▸ **WHAT YOU NEED TO DO**: Copy each line of the listing below exactly.

▸ **Stored data**:
+++
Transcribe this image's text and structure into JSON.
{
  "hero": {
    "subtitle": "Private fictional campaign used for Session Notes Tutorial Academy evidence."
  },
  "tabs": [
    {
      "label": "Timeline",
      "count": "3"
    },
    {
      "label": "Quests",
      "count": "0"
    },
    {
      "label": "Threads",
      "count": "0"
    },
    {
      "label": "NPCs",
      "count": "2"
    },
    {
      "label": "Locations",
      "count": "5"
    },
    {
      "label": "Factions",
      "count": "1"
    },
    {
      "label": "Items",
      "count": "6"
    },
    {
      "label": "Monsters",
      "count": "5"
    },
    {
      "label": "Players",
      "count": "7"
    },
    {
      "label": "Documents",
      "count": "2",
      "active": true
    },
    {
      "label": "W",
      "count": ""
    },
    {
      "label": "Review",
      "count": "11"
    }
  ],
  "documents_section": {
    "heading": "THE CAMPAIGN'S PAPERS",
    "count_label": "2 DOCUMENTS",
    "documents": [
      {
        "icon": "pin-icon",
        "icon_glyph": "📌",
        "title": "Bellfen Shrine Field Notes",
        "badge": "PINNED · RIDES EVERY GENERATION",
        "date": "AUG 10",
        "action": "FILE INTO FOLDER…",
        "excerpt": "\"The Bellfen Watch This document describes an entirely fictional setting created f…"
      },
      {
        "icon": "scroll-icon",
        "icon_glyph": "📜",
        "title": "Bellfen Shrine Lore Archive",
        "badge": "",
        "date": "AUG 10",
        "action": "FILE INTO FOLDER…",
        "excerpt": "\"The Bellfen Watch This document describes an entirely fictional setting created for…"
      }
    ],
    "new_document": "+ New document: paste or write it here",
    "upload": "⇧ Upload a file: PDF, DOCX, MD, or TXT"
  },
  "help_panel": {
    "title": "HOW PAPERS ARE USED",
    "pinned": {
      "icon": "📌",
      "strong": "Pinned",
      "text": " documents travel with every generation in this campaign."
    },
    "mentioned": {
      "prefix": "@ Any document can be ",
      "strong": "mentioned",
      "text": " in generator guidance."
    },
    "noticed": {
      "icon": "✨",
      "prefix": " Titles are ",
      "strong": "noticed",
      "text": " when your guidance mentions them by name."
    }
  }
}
+++
▸ **OUTPUT OF THE TASK**:
Transcribe this image's text and structure into JSON.
{
  "hero": {
    "subtitle": "Private fictional campaign used for Session Notes Tutorial Academy evidence."
  },
  "tabs": [
    {
      "label": "Timeline",
      "count": "3"
    },
    {
      "label": "Quests",
      "count": "0"
    },
    {
      "label": "Threads",
      "count": "0"
    },
    {
      "label": "NPCs",
      "count": "2"
    },
    {
      "label": "Locations",
      "count": "5"
    },
    {
      "label": "Factions",
      "count": "1"
    },
    {
      "label": "Items",
      "count": "6"
    },
    {
      "label": "Monsters",
      "count": "5"
    },
    {
      "label": "Players",
      "count": "7"
    },
    {
      "label": "Documents",
      "count": "2",
      "active": true
    },
    {
      "label": "W",
      "count": ""
    },
    {
      "label": "Review",
      "count": "11"
    }
  ],
  "documents_section": {
    "heading": "THE CAMPAIGN'S PAPERS",
    "count_label": "2 DOCUMENTS",
    "documents": [
      {
        "icon": "pin-icon",
        "icon_glyph": "📌",
        "title": "Bellfen Shrine Field Notes",
        "badge": "PINNED · RIDES EVERY GENERATION",
        "date": "AUG 10",
        "action": "FILE INTO FOLDER…",
        "excerpt": "\"The Bellfen Watch This document describes an entirely fictional setting created f…"
      },
      {
        "icon": "scroll-icon",
        "icon_glyph": "📜",
        "title": "Bellfen Shrine Lore Archive",
        "badge": "",
        "date": "AUG 10",
        "action": "FILE INTO FOLDER…",
        "excerpt": "\"The Bellfen Watch This document describes an entirely fictional setting created for…"
      }
    ],
    "new_document": "+ New document: paste or write it here",
    "upload": "⇧ Upload a file: PDF, DOCX, MD, or TXT"
  },
  "help_panel": {
    "title": "HOW PAPERS ARE USED",
    "pinned": {
      "icon": "📌",
      "strong": "Pinned",
      "text": " documents travel with every generation in this campaign."
    },
    "mentioned": {
      "prefix": "@ Any document can be ",
      "strong": "mentioned",
      "text": " in generator guidance."
    },
    "noticed": {
      "icon": "✨",
      "prefix": " Titles are ",
      "strong": "noticed",
      "text": " when your guidance mentions them by name."
    }
  }
}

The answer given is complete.